• DESCRIPTION OF THE TASK: Would you pull out every line of the material that contains the string "JSON"?
* * * * * * * * *
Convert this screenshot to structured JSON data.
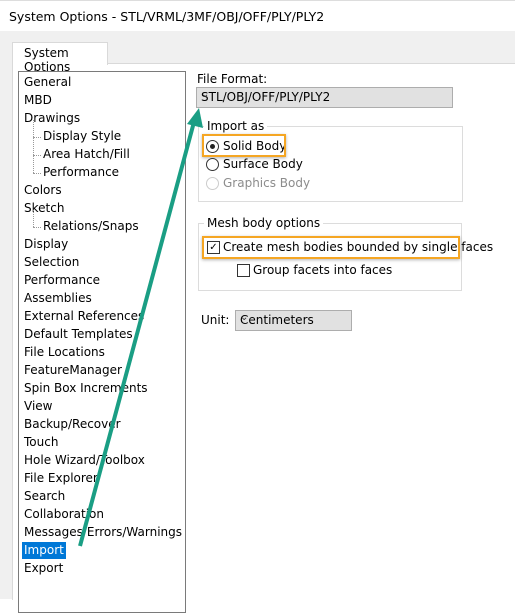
{
  "window": {
    "title": "System Options - STL/VRML/3MF/OBJ/OFF/PLY/PLY2"
  },
  "tab": {
    "label": "System Options"
  },
  "tree": {
    "items": [
      {
        "label": "General",
        "level": 0
      },
      {
        "label": "MBD",
        "level": 0
      },
      {
        "label": "Drawings",
        "level": 0
      },
      {
        "label": "Display Style",
        "level": 1
      },
      {
        "label": "Area Hatch/Fill",
        "level": 1
      },
      {
        "label": "Performance",
        "level": 1
      },
      {
        "label": "Colors",
        "level": 0
      },
      {
        "label": "Sketch",
        "level": 0
      },
      {
        "label": "Relations/Snaps",
        "level": 1
      },
      {
        "label": "Display",
        "level": 0
      },
      {
        "label": "Selection",
        "level": 0
      },
      {
        "label": "Performance",
        "level": 0
      },
      {
        "label": "Assemblies",
        "level": 0
      },
      {
        "label": "External References",
        "level": 0
      },
      {
        "label": "Default Templates",
        "level": 0
      },
      {
        "label": "File Locations",
        "level": 0
      },
      {
        "label": "FeatureManager",
        "level": 0
      },
      {
        "label": "Spin Box Increments",
        "level": 0
      },
      {
        "label": "View",
        "level": 0
      },
      {
        "label": "Backup/Recover",
        "level": 0
      },
      {
        "label": "Touch",
        "level": 0
      },
      {
        "label": "Hole Wizard/Toolbox",
        "level": 0
      },
      {
        "label": "File Explorer",
        "level": 0
      },
      {
        "label": "Search",
        "level": 0
      },
      {
        "label": "Collaboration",
        "level": 0
      },
      {
        "label": "Messages/Errors/Warnings",
        "level": 0
      },
      {
        "label": "Import",
        "level": 0,
        "selected": true
      },
      {
        "label": "Export",
        "level": 0
      }
    ]
  },
  "file_format": {
    "label": "File Format:",
    "value": "STL/OBJ/OFF/PLY/PLY2"
  },
  "import_as": {
    "label": "Import as",
    "options": [
      {
        "label": "Solid Body",
        "checked": true,
        "enabled": true
      },
      {
        "label": "Surface Body",
        "checked": false,
        "enabled": true
      },
      {
        "label": "Graphics Body",
        "checked": false,
        "enabled": false
      }
    ]
  },
  "mesh": {
    "label": "Mesh body options",
    "create_label": "Create mesh bodies bounded by single faces",
    "create_checked": true,
    "group_label": "Group facets into faces",
    "group_checked": false
  },
  "unit": {
    "label": "Unit:",
    "value": "Centimeters"
  },
  "colors": {
    "highlight": "#f5a623",
    "arrow": "#1a9e84",
    "selection": "#0078d7"
  }
}
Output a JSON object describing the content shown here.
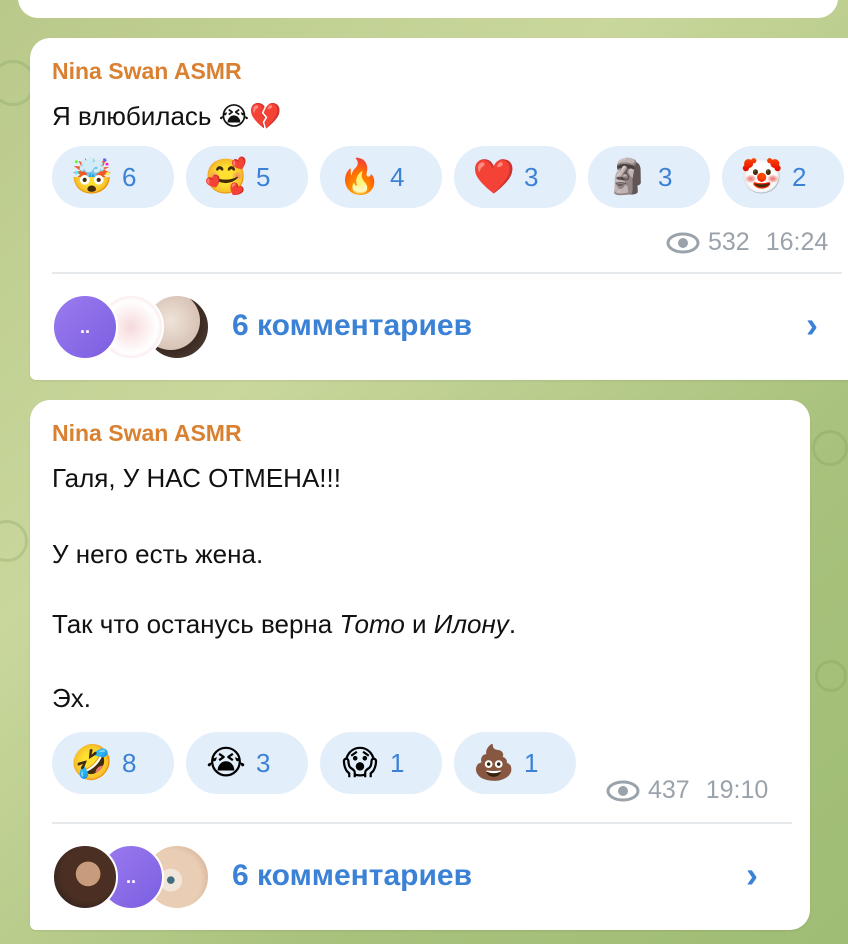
{
  "messages": [
    {
      "author": "Nina Swan ASMR",
      "text": "Я влюбилась 😭💔",
      "reactions": [
        {
          "emoji": "🤯",
          "count": "6"
        },
        {
          "emoji": "🥰",
          "count": "5"
        },
        {
          "emoji": "🔥",
          "count": "4"
        },
        {
          "emoji": "❤️",
          "count": "3"
        },
        {
          "emoji": "🗿",
          "count": "3"
        },
        {
          "emoji": "🤡",
          "count": "2"
        }
      ],
      "views": "532",
      "time": "16:24",
      "comments_label": "6 комментариев"
    },
    {
      "author": "Nina Swan ASMR",
      "lines": {
        "line1": "Галя, У НАС ОТМЕНА!!!",
        "line2": "У него есть жена.",
        "line3_prefix": "Так что останусь верна ",
        "line3_italic1": "Тото",
        "line3_mid": " и ",
        "line3_italic2": "Илону",
        "line3_suffix": ".",
        "line4": "Эх."
      },
      "reactions": [
        {
          "emoji": "🤣",
          "count": "8"
        },
        {
          "emoji": "😭",
          "count": "3"
        },
        {
          "emoji": "😱",
          "count": "1"
        },
        {
          "emoji": "💩",
          "count": "1"
        }
      ],
      "views": "437",
      "time": "19:10",
      "comments_label": "6 комментариев"
    }
  ],
  "avatar_placeholder": "..",
  "colors": {
    "author": "#d98131",
    "accent": "#3b82d6",
    "reaction_bg": "#e3eefb",
    "meta": "#9aa3ab"
  },
  "icons": {
    "views": "eye-icon",
    "open_comments": "chevron-right-icon"
  },
  "chevron_glyph": "›"
}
* * * * * * * * *
• RESPONSE TO THIS EXERCISE:
Convert this screenshot to structured JSON data.
Output a JSON object describing the content shown here.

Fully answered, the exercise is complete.